• _TASK_: Return the listing below verbatim. Pictures do not belong in the copy.

** START RECORD EXTRACTS **

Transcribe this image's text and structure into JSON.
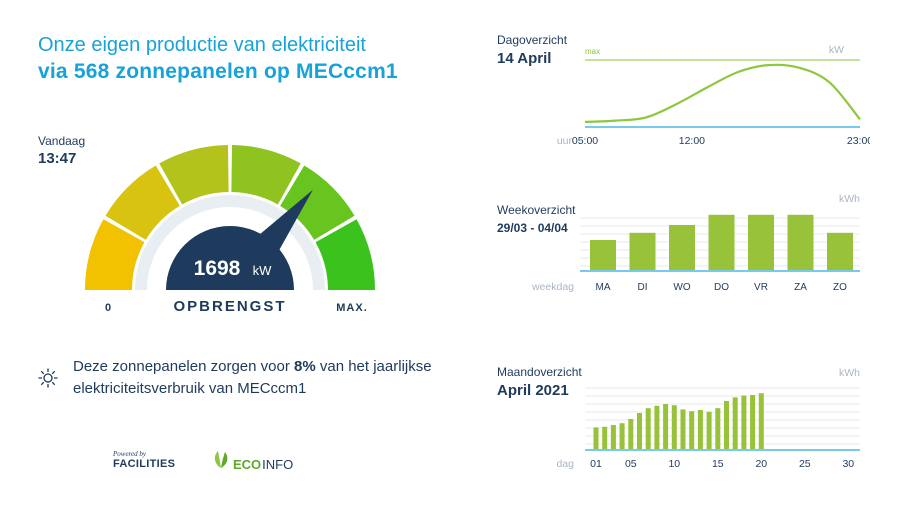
{
  "header": {
    "line1": "Onze eigen productie van elektriciteit",
    "line2": "via 568 zonnepanelen op MECccm1"
  },
  "today": {
    "label": "Vandaag",
    "time": "13:47"
  },
  "gauge": {
    "value": "1698",
    "unit": "kW",
    "caption": "OPBRENGST",
    "min_label": "0",
    "max_label": "MAX.",
    "fraction": 0.72,
    "segment_colors": [
      "#f2c200",
      "#d8c410",
      "#b4c21c",
      "#8fc31f",
      "#68c41e",
      "#3cc21c"
    ]
  },
  "info": {
    "text_before": "Deze zonnepanelen zorgen voor ",
    "percentage": "8%",
    "text_after": " van het jaarlijkse elektriciteitsverbruik van MECccm1",
    "icon": "sun-icon"
  },
  "footer": {
    "powered_by": "Powered by",
    "facilities": "FACILITIES",
    "eco": "ECO",
    "info": "INFO"
  },
  "colors": {
    "accent_blue": "#17a3d9",
    "navy": "#1e3a5c",
    "bar_green": "#97c23a",
    "line_green": "#8dc63f"
  },
  "charts": {
    "day": {
      "title": "Dagoverzicht",
      "period": "14 April",
      "unit": "kW",
      "max_label": "max",
      "axis_label": "uur"
    },
    "week": {
      "title": "Weekoverzicht",
      "period": "29/03 - 04/04",
      "unit": "kWh",
      "axis_label": "weekdag"
    },
    "month": {
      "title": "Maandoverzicht",
      "period": "April 2021",
      "unit": "kWh",
      "axis_label": "dag"
    }
  },
  "chart_data": [
    {
      "type": "line",
      "x": [
        "05:00",
        "07:00",
        "09:00",
        "11:00",
        "13:00",
        "15:00",
        "17:00",
        "19:00",
        "21:00",
        "23:00"
      ],
      "x_ticks": [
        "05:00",
        "12:00",
        "23:00"
      ],
      "values": [
        0.08,
        0.1,
        0.15,
        0.36,
        0.62,
        0.86,
        0.97,
        0.93,
        0.7,
        0.12
      ],
      "ylim": [
        0,
        1.05
      ]
    },
    {
      "type": "bar",
      "categories": [
        "MA",
        "DI",
        "WO",
        "DO",
        "VR",
        "ZA",
        "ZO"
      ],
      "values": [
        0.5,
        0.62,
        0.75,
        0.92,
        0.92,
        0.92,
        0.62
      ],
      "ylim": [
        0,
        1
      ]
    },
    {
      "type": "bar",
      "x_ticks": [
        "01",
        "05",
        "10",
        "15",
        "20",
        "25",
        "30"
      ],
      "values": [
        0.36,
        0.37,
        0.4,
        0.43,
        0.5,
        0.6,
        0.68,
        0.72,
        0.75,
        0.73,
        0.66,
        0.63,
        0.65,
        0.62,
        0.68,
        0.8,
        0.86,
        0.89,
        0.9,
        0.93
      ],
      "ylim": [
        0,
        1
      ]
    }
  ]
}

** END RECORD EXTRACTS **

• _OUTPUT BELOW_:
Transcribe this image's text and structure into JSON.
{
  "header": {
    "line1": "Onze eigen productie van elektriciteit",
    "line2": "via 568 zonnepanelen op MECccm1"
  },
  "today": {
    "label": "Vandaag",
    "time": "13:47"
  },
  "gauge": {
    "value": "1698",
    "unit": "kW",
    "caption": "OPBRENGST",
    "min_label": "0",
    "max_label": "MAX.",
    "fraction": 0.72,
    "segment_colors": [
      "#f2c200",
      "#d8c410",
      "#b4c21c",
      "#8fc31f",
      "#68c41e",
      "#3cc21c"
    ]
  },
  "info": {
    "text_before": "Deze zonnepanelen zorgen voor ",
    "percentage": "8%",
    "text_after": " van het jaarlijkse elektriciteitsverbruik van MECccm1",
    "icon": "sun-icon"
  },
  "footer": {
    "powered_by": "Powered by",
    "facilities": "FACILITIES",
    "eco": "ECO",
    "info": "INFO"
  },
  "colors": {
    "accent_blue": "#17a3d9",
    "navy": "#1e3a5c",
    "bar_green": "#97c23a",
    "line_green": "#8dc63f"
  },
  "charts": {
    "day": {
      "title": "Dagoverzicht",
      "period": "14 April",
      "unit": "kW",
      "max_label": "max",
      "axis_label": "uur"
    },
    "week": {
      "title": "Weekoverzicht",
      "period": "29/03 - 04/04",
      "unit": "kWh",
      "axis_label": "weekdag"
    },
    "month": {
      "title": "Maandoverzicht",
      "period": "April 2021",
      "unit": "kWh",
      "axis_label": "dag"
    }
  },
  "chart_data": [
    {
      "type": "line",
      "x": [
        "05:00",
        "07:00",
        "09:00",
        "11:00",
        "13:00",
        "15:00",
        "17:00",
        "19:00",
        "21:00",
        "23:00"
      ],
      "x_ticks": [
        "05:00",
        "12:00",
        "23:00"
      ],
      "values": [
        0.08,
        0.1,
        0.15,
        0.36,
        0.62,
        0.86,
        0.97,
        0.93,
        0.7,
        0.12
      ],
      "ylim": [
        0,
        1.05
      ]
    },
    {
      "type": "bar",
      "categories": [
        "MA",
        "DI",
        "WO",
        "DO",
        "VR",
        "ZA",
        "ZO"
      ],
      "values": [
        0.5,
        0.62,
        0.75,
        0.92,
        0.92,
        0.92,
        0.62
      ],
      "ylim": [
        0,
        1
      ]
    },
    {
      "type": "bar",
      "x_ticks": [
        "01",
        "05",
        "10",
        "15",
        "20",
        "25",
        "30"
      ],
      "values": [
        0.36,
        0.37,
        0.4,
        0.43,
        0.5,
        0.6,
        0.68,
        0.72,
        0.75,
        0.73,
        0.66,
        0.63,
        0.65,
        0.62,
        0.68,
        0.8,
        0.86,
        0.89,
        0.9,
        0.93
      ],
      "ylim": [
        0,
        1
      ]
    }
  ]
}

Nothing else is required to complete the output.